### Written exercise
In the entries that follow, count each line containing "name" and state the total, nothing more.

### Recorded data
++++++
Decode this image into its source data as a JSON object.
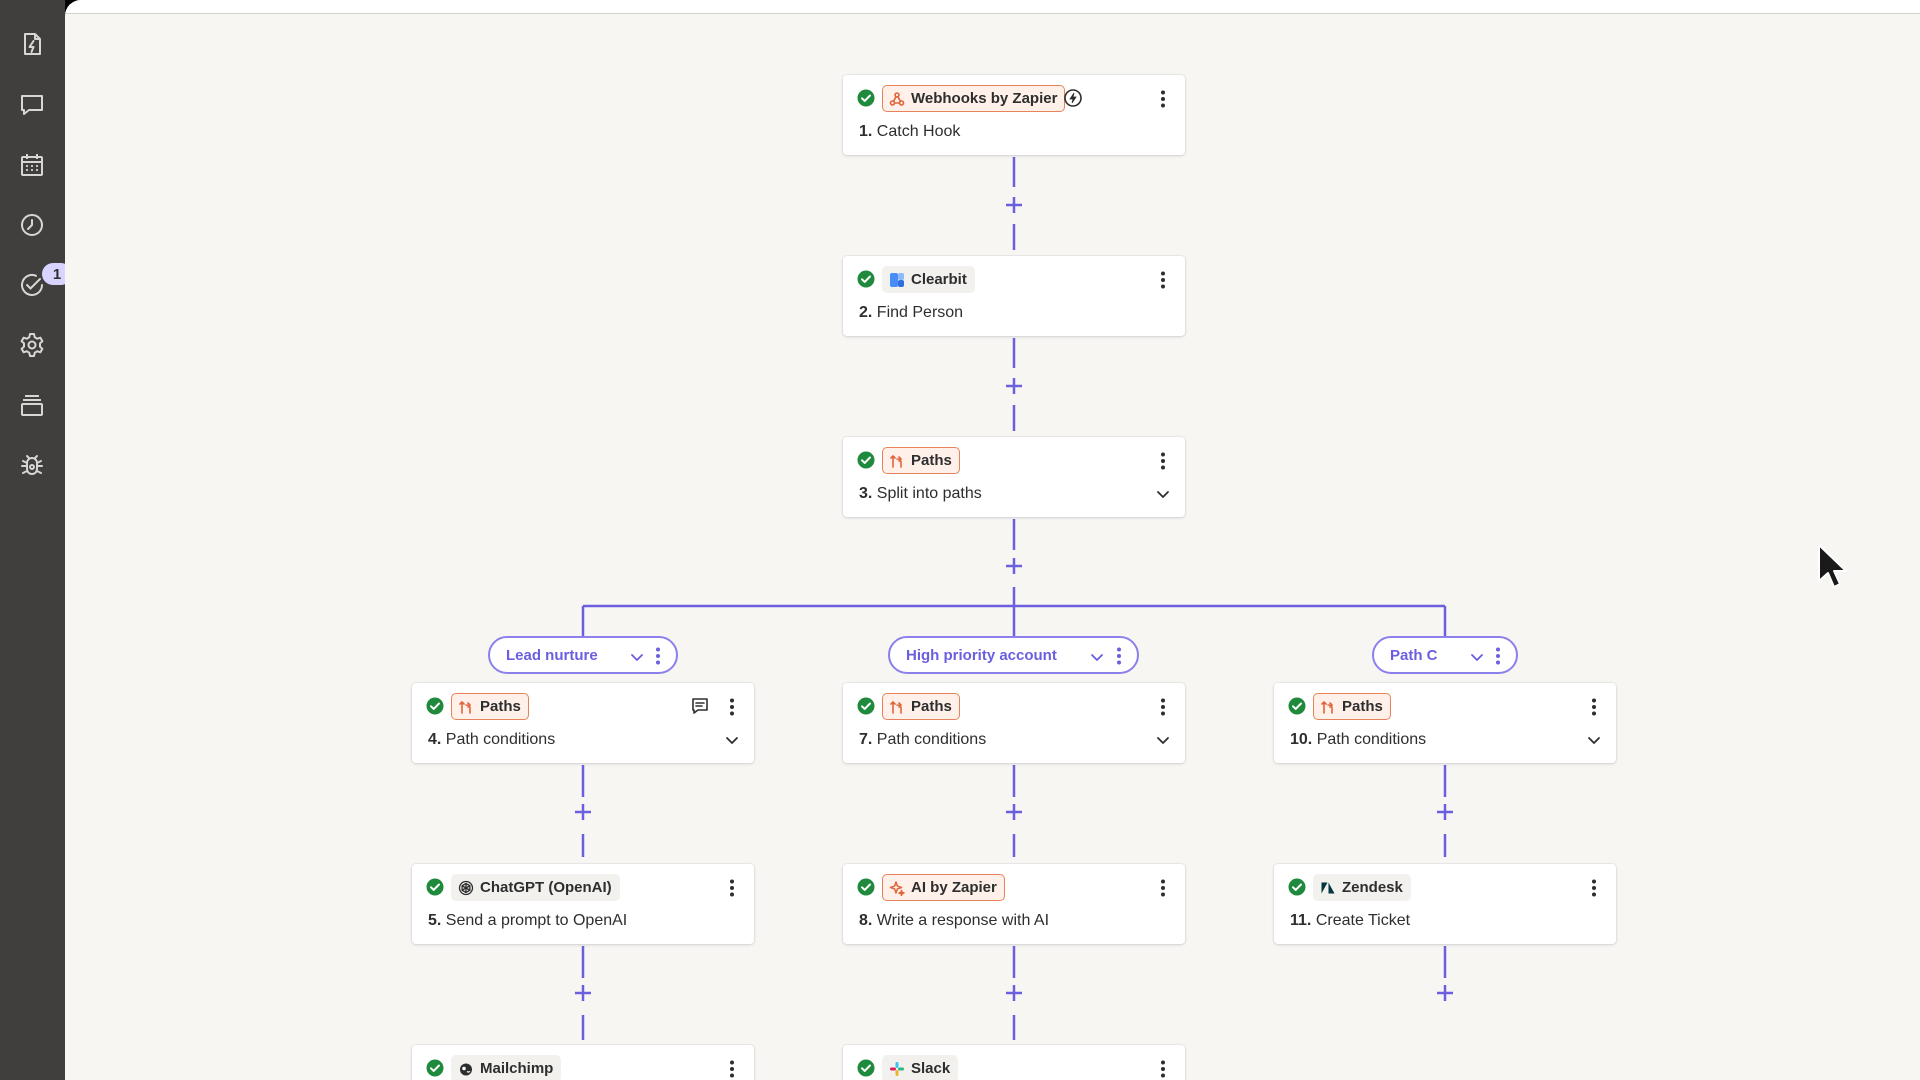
{
  "sidebar": {
    "items": [
      {
        "icon": "zap-file-icon",
        "name": "sidebar-item-zaps"
      },
      {
        "icon": "chat-icon",
        "name": "sidebar-item-comments"
      },
      {
        "icon": "calendar-icon",
        "name": "sidebar-item-calendar"
      },
      {
        "icon": "clock-icon",
        "name": "sidebar-item-history"
      },
      {
        "icon": "status-icon",
        "name": "sidebar-item-status",
        "badge": "1"
      },
      {
        "icon": "gear-icon",
        "name": "sidebar-item-settings"
      },
      {
        "icon": "layers-icon",
        "name": "sidebar-item-versions"
      },
      {
        "icon": "bug-icon",
        "name": "sidebar-item-debug"
      }
    ]
  },
  "colors": {
    "connector": "#6b5fe0",
    "check": "#1f8a3b",
    "chip_border": "#e7835b",
    "sidebar": "#403f3e",
    "canvas": "#f7f6f3"
  },
  "steps": {
    "s1": {
      "app": "Webhooks by Zapier",
      "icon": "webhook-icon",
      "number": "1.",
      "title": "Catch Hook"
    },
    "s2": {
      "app": "Clearbit",
      "icon": "clearbit-icon",
      "number": "2.",
      "title": "Find Person"
    },
    "s3": {
      "app": "Paths",
      "icon": "paths-icon",
      "number": "3.",
      "title": "Split into paths"
    },
    "s4": {
      "app": "Paths",
      "icon": "paths-icon",
      "number": "4.",
      "title": "Path conditions"
    },
    "s5": {
      "app": "ChatGPT (OpenAI)",
      "icon": "openai-icon",
      "number": "5.",
      "title": "Send a prompt to OpenAI"
    },
    "s6": {
      "app": "Mailchimp",
      "icon": "mailchimp-icon"
    },
    "s7": {
      "app": "Paths",
      "icon": "paths-icon",
      "number": "7.",
      "title": "Path conditions"
    },
    "s8": {
      "app": "AI by Zapier",
      "icon": "ai-sparkle-icon",
      "number": "8.",
      "title": "Write a response with AI"
    },
    "s9": {
      "app": "Slack",
      "icon": "slack-icon"
    },
    "s10": {
      "app": "Paths",
      "icon": "paths-icon",
      "number": "10.",
      "title": "Path conditions"
    },
    "s11": {
      "app": "Zendesk",
      "icon": "zendesk-icon",
      "number": "11.",
      "title": "Create Ticket"
    }
  },
  "paths": {
    "a": {
      "label": "Lead nurture"
    },
    "b": {
      "label": "High priority account"
    },
    "c": {
      "label": "Path C"
    }
  }
}
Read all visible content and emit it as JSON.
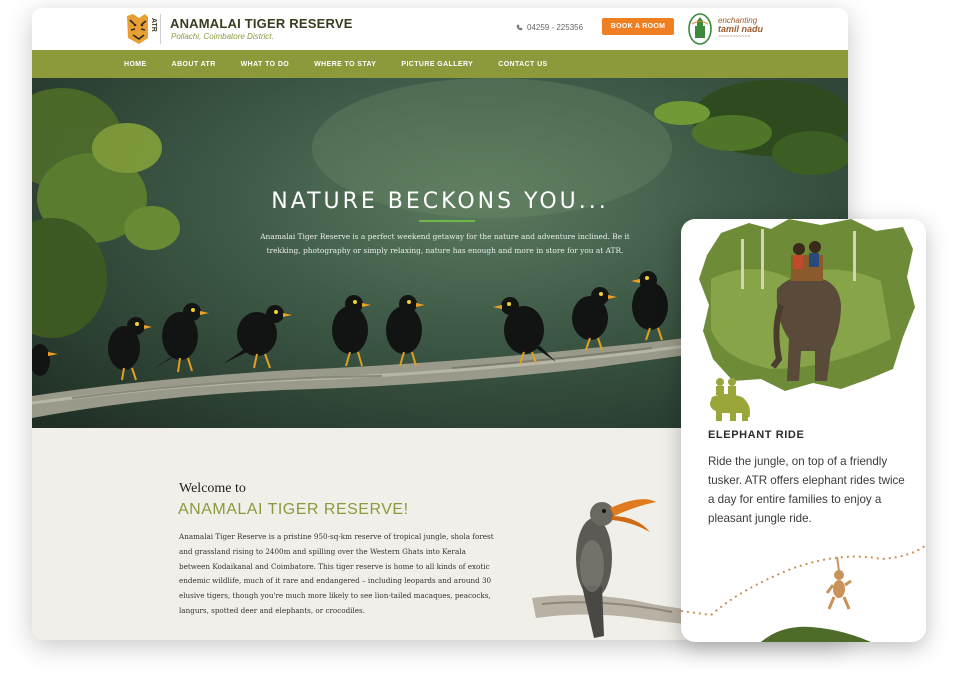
{
  "header": {
    "site_title": "ANAMALAI TIGER RESERVE",
    "site_subtitle": "Pollachi, Coimbatore District.",
    "logo_text": "ATR",
    "phone": "04259 - 225356",
    "book_button": "BOOK A ROOM",
    "tn_logo_line1": "enchanting",
    "tn_logo_line2": "tamil nadu"
  },
  "nav": {
    "items": [
      "HOME",
      "ABOUT ATR",
      "WHAT TO DO",
      "WHERE TO STAY",
      "PICTURE GALLERY",
      "CONTACT US"
    ]
  },
  "hero": {
    "title": "NATURE BECKONS YOU...",
    "text": "Anamalai Tiger Reserve is a perfect weekend getaway for the nature and adventure inclined. Be it trekking, photography or simply relaxing, nature has enough and more in store for you at ATR."
  },
  "welcome": {
    "pre": "Welcome to",
    "title": "ANAMALAI TIGER RESERVE!",
    "body": "Anamalai Tiger Reserve is a pristine 950-sq-km reserve of tropical jungle, shola forest and grassland rising to 2400m and spilling over the Western Ghats into Kerala between Kodaikanal and Coimbatore. This tiger reserve is home to all kinds of exotic endemic wildlife, much of it rare and endangered – including leopards and around 30 elusive tigers, though you're much more likely to see lion-tailed macaques, peacocks, langurs, spotted deer and elephants, or crocodiles."
  },
  "mobile_card": {
    "title": "ELEPHANT RIDE",
    "text": "Ride the jungle, on top of a friendly tusker. ATR offers elephant rides twice a day for entire families to enjoy a pleasant jungle ride."
  },
  "colors": {
    "nav_green": "#8d9a3c",
    "accent_orange": "#f07f22",
    "hero_underline": "#6fb84c",
    "icon_green": "#9aa63a",
    "monkey_tan": "#c8925a"
  },
  "icons": [
    "tiger-logo-icon",
    "phone-icon",
    "tn-emblem-icon",
    "elephant-icon",
    "monkey-icon"
  ]
}
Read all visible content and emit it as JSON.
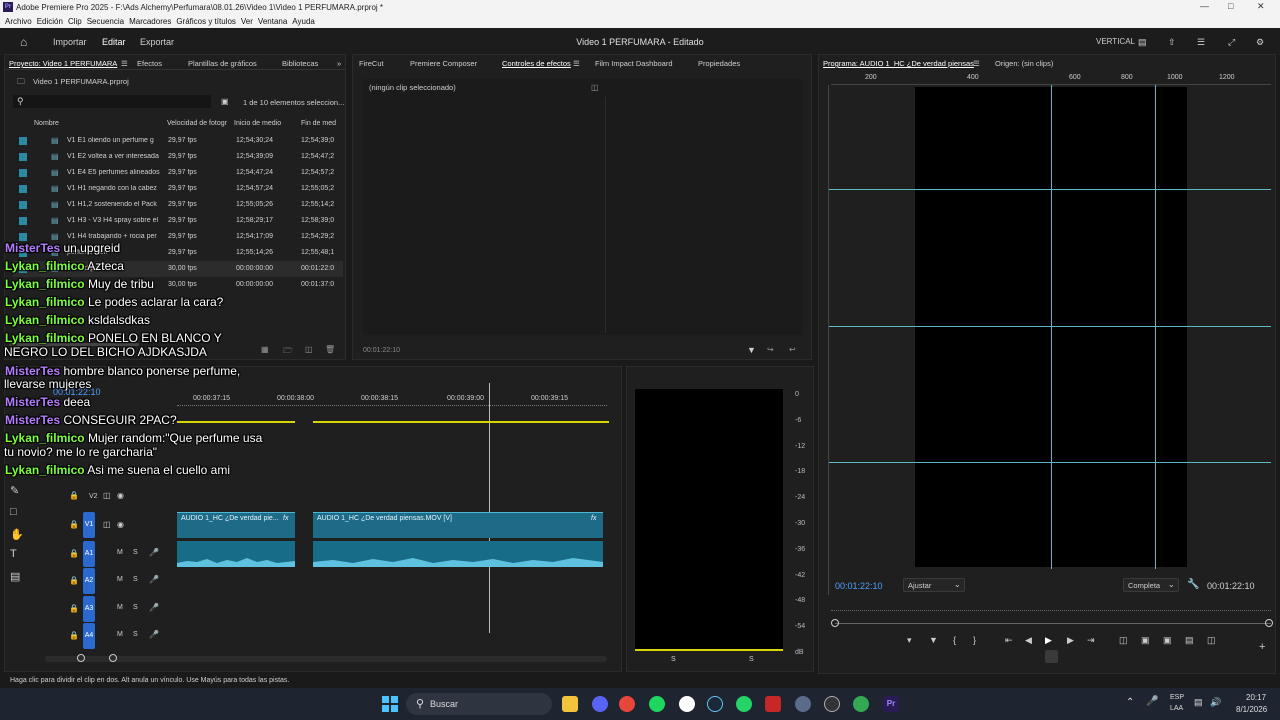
{
  "window": {
    "title": "Adobe Premiere Pro 2025 - F:\\Ads Alchemy\\Perfumara\\08.01.26\\Video 1\\Video 1 PERFUMARA.prproj *"
  },
  "menu": [
    "Archivo",
    "Edición",
    "Clip",
    "Secuencia",
    "Marcadores",
    "Gráficos y títulos",
    "Ver",
    "Ventana",
    "Ayuda"
  ],
  "workspace": {
    "importar": "Importar",
    "editar": "Editar",
    "exportar": "Exportar",
    "doc_title": "Video 1 PERFUMARA - Editado",
    "layout": "VERTICAL"
  },
  "project_panel": {
    "tabs": [
      "Proyecto: Video 1 PERFUMARA",
      "Efectos",
      "Plantillas de gráficos",
      "Bibliotecas"
    ],
    "file": "Video 1 PERFUMARA.prproj",
    "count": "1 de 10 elementos seleccion...",
    "headers": [
      "Nombre",
      "Velocidad de fotogr",
      "Inicio de medio",
      "Fin de med"
    ],
    "rows": [
      [
        "V1 E1 oliendo un perfume g",
        "29,97 fps",
        "12;54;30;24",
        "12;54;39;0"
      ],
      [
        "V1 E2 voltea a ver interesada",
        "29,97 fps",
        "12;54;39;09",
        "12;54;47;2"
      ],
      [
        "V1 E4 E5 perfumes alineados",
        "29,97 fps",
        "12;54;47;24",
        "12;54;57;2"
      ],
      [
        "V1 H1 negando con la cabez",
        "29,97 fps",
        "12;54;57;24",
        "12;55;05;2"
      ],
      [
        "V1 H1,2 sosteniendo el Pack",
        "29,97 fps",
        "12;55;05;26",
        "12;55;14;2"
      ],
      [
        "V1 H3 - V3 H4 spray sobre el",
        "29,97 fps",
        "12;58;29;17",
        "12;58;39;0"
      ],
      [
        "V1 H4 trabajando + rocia per",
        "29,97 fps",
        "12;54;17;09",
        "12;54;29;2"
      ],
      [
        "perfume sien",
        "29,97 fps",
        "12;55;14;26",
        "12;55;48;1"
      ],
      [
        "verdad pie",
        "30,00 fps",
        "00:00:00:00",
        "00:01:22:0"
      ],
      [
        "",
        "30,00 fps",
        "00:00:00:00",
        "00:01:37:0"
      ]
    ]
  },
  "effects_panel": {
    "tabs": [
      "FireCut",
      "Premiere Composer",
      "Controles de efectos",
      "Film Impact Dashboard",
      "Propiedades"
    ],
    "empty": "(ningún clip seleccionado)",
    "timecode": "00:01:22:10"
  },
  "program": {
    "tab": "Programa: AUDIO 1_HC ¿De verdad piensas",
    "origin": "Origen: (sin clips)",
    "timecode": "00:01:22:10",
    "fit": "Ajustar",
    "quality": "Completa",
    "duration": "00:01:22:10",
    "ruler": [
      "200",
      "200",
      "400",
      "600",
      "800",
      "1000",
      "1200"
    ]
  },
  "timeline": {
    "timecode": "00:01:22:10",
    "ruler": [
      "00:00:37:15",
      "00:00:38:00",
      "00:00:38:15",
      "00:00:39:00",
      "00:00:39:15"
    ],
    "tracks": [
      "V2",
      "V1",
      "A1",
      "A2",
      "A3",
      "A4"
    ],
    "clips": [
      "AUDIO 1_HC ¿De verdad pie...",
      "AUDIO 1_HC ¿De verdad piensas.MOV [V]"
    ]
  },
  "meter": {
    "scale": [
      "0",
      "-6",
      "-12",
      "-18",
      "-24",
      "-30",
      "-36",
      "-42",
      "-48",
      "-54",
      "dB"
    ],
    "s1": "S",
    "s2": "S"
  },
  "chat": [
    {
      "user": "MisterTes",
      "msg": "un upgreid",
      "color": "#b47cff"
    },
    {
      "user": "Lykan_filmico",
      "msg": "Azteca",
      "color": "#7cff3a"
    },
    {
      "user": "Lykan_filmico",
      "msg": "Muy de tribu",
      "color": "#7cff3a"
    },
    {
      "user": "Lykan_filmico",
      "msg": "Le podes aclarar la cara?",
      "color": "#7cff3a"
    },
    {
      "user": "Lykan_filmico",
      "msg": "ksldalsdkas",
      "color": "#7cff3a"
    },
    {
      "user": "Lykan_filmico",
      "msg": "PONELO EN BLANCO Y",
      "color": "#7cff3a"
    },
    {
      "user": "",
      "msg": "NEGRO LO DEL BICHO AJDKASJDA",
      "color": ""
    },
    {
      "user": "MisterTes",
      "msg": "hombre blanco ponerse perfume,",
      "color": "#b47cff"
    },
    {
      "user": "",
      "msg": "llevarse mujeres",
      "color": ""
    },
    {
      "user": "MisterTes",
      "msg": "deea",
      "color": "#b47cff"
    },
    {
      "user": "MisterTes",
      "msg": "CONSEGUIR 2PAC?",
      "color": "#b47cff"
    },
    {
      "user": "Lykan_filmico",
      "msg": "Mujer random:\"Que perfume usa",
      "color": "#7cff3a"
    },
    {
      "user": "",
      "msg": "tu novio? me lo re garcharia\"",
      "color": ""
    },
    {
      "user": "Lykan_filmico",
      "msg": "Asi me suena el cuello ami",
      "color": "#7cff3a"
    }
  ],
  "status": "Haga clic para dividir el clip en dos. Alt anula un vínculo. Use Mayús para todas las pistas.",
  "taskbar": {
    "search": "Buscar",
    "lang1": "ESP",
    "lang2": "LAA",
    "time": "20:17",
    "date": "8/1/2026"
  }
}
++++++
### Answer below
8